SUPPLIED PASSAGE:
The influence of deadtime should be considered [Cir06; Cac09]. The deadtime
is introduced to prevent a short circuit at the inverter leg in the commutation
moment. The real moment of transients then depends on the polarity of the
load current. This introduces the error in compensation. The influence of the
deadtime can be mitigated if the polarity of the load current in each inverter leg
can be measured and the fourth leg compensator can be controlled by an accurate
digital circuit.

6.6 Summary
The EMC issue is a main concern before further improvement of motor drive sys-
tems can be made. The present solutions are always accompanied by drawbacks.

MATERIAL FOR THIS TASK:
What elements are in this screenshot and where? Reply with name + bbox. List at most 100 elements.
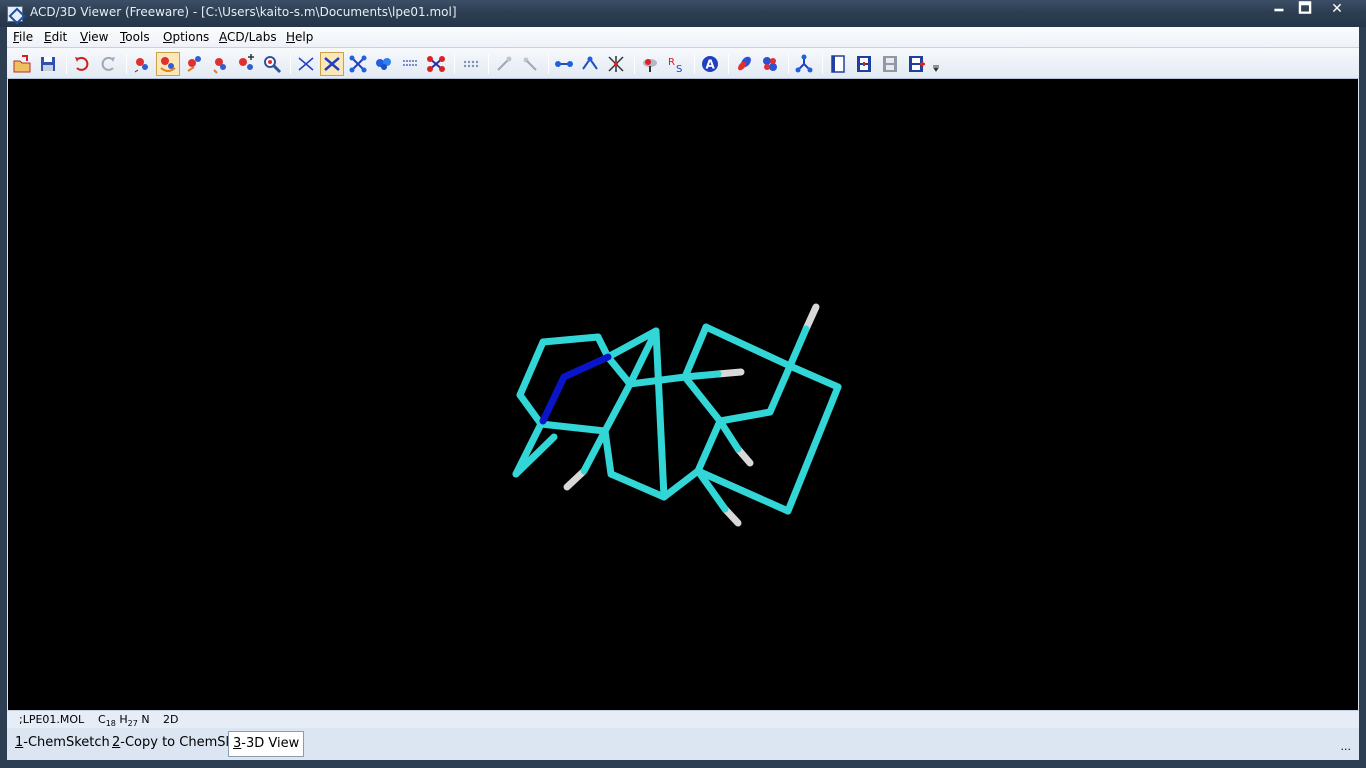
toolbar-separator [290, 54, 291, 74]
translate-button[interactable] [234, 52, 258, 76]
toolbar-separator [548, 54, 549, 74]
toolbar-separator [66, 54, 67, 74]
stereo-rs-button[interactable]: RS [664, 52, 688, 76]
nitrogen-bond [560, 353, 612, 381]
window-border-right [1359, 27, 1366, 760]
minimize-button[interactable]: 🗕 [1266, 0, 1292, 20]
redo-button[interactable] [96, 52, 120, 76]
atom-label-button[interactable]: A [698, 52, 722, 76]
fragment-icon [795, 54, 813, 73]
toolbar-separator [694, 54, 695, 74]
film-red-icon [909, 56, 925, 72]
measure-angle-button[interactable] [518, 52, 542, 76]
film-gray-icon [883, 56, 897, 72]
carbon-bond [626, 373, 689, 388]
toolbar-separator [126, 54, 127, 74]
menu-file[interactable]: File [13, 30, 33, 44]
tab-3d-view[interactable]: 3-3D View [228, 731, 305, 757]
measure-distance-button[interactable] [492, 52, 516, 76]
atom-label-icon: A [702, 56, 718, 72]
rotate-z-button[interactable] [156, 52, 180, 76]
wireframe-button[interactable] [294, 52, 318, 76]
toolbar-separator [728, 54, 729, 74]
film-red-button[interactable] [904, 52, 928, 76]
angle-button[interactable] [578, 52, 602, 76]
app-icon[interactable] [7, 6, 23, 22]
surface-button[interactable] [458, 52, 482, 76]
molecule-viewport[interactable] [8, 79, 1358, 710]
zoom-button[interactable] [260, 52, 284, 76]
tab-copy-to-chemsketch[interactable]: 2-Copy to ChemSk [108, 731, 237, 757]
fragment-button[interactable] [792, 52, 816, 76]
orbital-2-icon [763, 57, 777, 71]
tab-chemsketch[interactable]: 1-ChemSketch [11, 731, 114, 757]
nitrogen-bonds [539, 353, 612, 425]
menu-edit[interactable]: Edit [44, 30, 67, 44]
minimize-icon: 🗕 [1274, 1, 1284, 17]
svg-text:A: A [706, 58, 716, 72]
torsion-button[interactable] [604, 52, 628, 76]
status-bar: ;LPE01.MOL C18 H27 N 2D [7, 710, 1359, 728]
menu-help[interactable]: Help [286, 30, 313, 44]
sticks-icon [324, 57, 340, 71]
distance-button[interactable] [552, 52, 576, 76]
toolbar-overflow-button[interactable] [929, 52, 943, 76]
window-title: ACD/3D Viewer (Freeware) - [C:\Users\kai… [30, 5, 457, 19]
move-button[interactable] [182, 52, 206, 76]
orbital-2-button[interactable] [758, 52, 782, 76]
carbon-bond [786, 362, 842, 391]
distance-icon [555, 61, 573, 67]
carbon-bond [604, 353, 634, 388]
carbon-bond [601, 427, 615, 478]
film-button[interactable] [852, 52, 876, 76]
carbon-bond [702, 323, 794, 370]
move-z-button[interactable] [208, 52, 232, 76]
menu-acdlabs[interactable]: ACD/Labs [219, 30, 277, 44]
carbon-bond [580, 427, 609, 475]
tabbar-more[interactable]: ... [1341, 740, 1352, 753]
sticks-button[interactable] [320, 52, 344, 76]
film-gray-button[interactable] [878, 52, 902, 76]
dihedral-button[interactable] [638, 52, 662, 76]
undo-button[interactable] [70, 52, 94, 76]
toolbar-separator [788, 54, 789, 74]
dots-button[interactable] [398, 52, 422, 76]
carbon-bond [784, 383, 842, 515]
zoom-icon [264, 56, 282, 74]
dots-icon [403, 60, 417, 66]
spacefill-button[interactable] [372, 52, 396, 76]
move-z-icon [213, 58, 226, 74]
carbon-bond [716, 408, 774, 425]
close-button[interactable]: ✕ [1324, 0, 1350, 20]
toolbar-separator [822, 54, 823, 74]
molecule-3d-view[interactable] [8, 79, 1358, 710]
ball-stick-button[interactable] [346, 52, 370, 76]
open-button[interactable] [10, 52, 34, 76]
menu-bar: File Edit View Tools Options ACD/Labs He… [7, 27, 1359, 48]
undo-icon [75, 56, 89, 71]
page-button[interactable] [826, 52, 850, 76]
toolbar: RS A [7, 48, 1359, 79]
maximize-button[interactable]: 🗖 [1292, 0, 1318, 20]
rotate-3d-button[interactable] [130, 52, 154, 76]
save-button[interactable] [36, 52, 60, 76]
status-formula: C18 H27 N [98, 713, 150, 729]
menu-options[interactable]: Options [163, 30, 209, 44]
maximize-icon: 🗖 [1298, 1, 1312, 17]
orbital-button[interactable] [732, 52, 756, 76]
disks-button[interactable] [424, 52, 448, 76]
angle-icon [582, 56, 598, 70]
page-icon [831, 55, 845, 73]
save-icon [41, 57, 55, 71]
hydrogen-bonds [563, 303, 820, 527]
carbon-bond [716, 417, 742, 453]
film-icon [857, 56, 871, 72]
rotate-z-icon [160, 57, 176, 72]
carbon-bond [601, 380, 634, 435]
spacefill-icon [376, 58, 391, 70]
menu-view[interactable]: View [80, 30, 108, 44]
surface-icon [463, 60, 479, 68]
rotate-3d-icon [134, 58, 148, 73]
carbon-bonds [512, 323, 842, 515]
menu-tools[interactable]: Tools [120, 30, 150, 44]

TASKS TO PERFORM:
**A)** Check each statement against the excerpt on deadtime in motor drives, and for each give yes or no along with the deciding words from the excerpt. (i) Deadtime is introduced to prevent a short circuit at the inverter leg. (ii) The real moment of transients does not depend on the polarity of the load current. (iii) The present solutions to the EMC issue come without drawbacks.
**B)** Output as a JSON list of strings, one string per line, the lines of the records between the line holding "toolbar-separator [290, 54, 291, 74]" and the line holding "minimize-button[interactable]: 🗕 [1266, 0, 1292, 20]", inclusive.

WRITTEN RESPONSES:
**A)**
(i) Yes: "The deadtime is introduced to prevent a short circuit at the inverter leg in the commutation moment."
(ii) No: "The real moment of transients then depends on the polarity of the load current."
(iii) No: "The present solutions are always accompanied by drawbacks."

**B)**
[
  "toolbar-separator [290, 54, 291, 74]",
  "translate-button[interactable] [234, 52, 258, 76]",
  "toolbar-separator [548, 54, 549, 74]",
  "toolbar-separator [66, 54, 67, 74]",
  "stereo-rs-button[interactable]: RS [664, 52, 688, 76]",
  "nitrogen-bond [560, 353, 612, 381]",
  "window-border-right [1359, 27, 1366, 760]",
  "minimize-button[interactable]: 🗕 [1266, 0, 1292, 20]"
]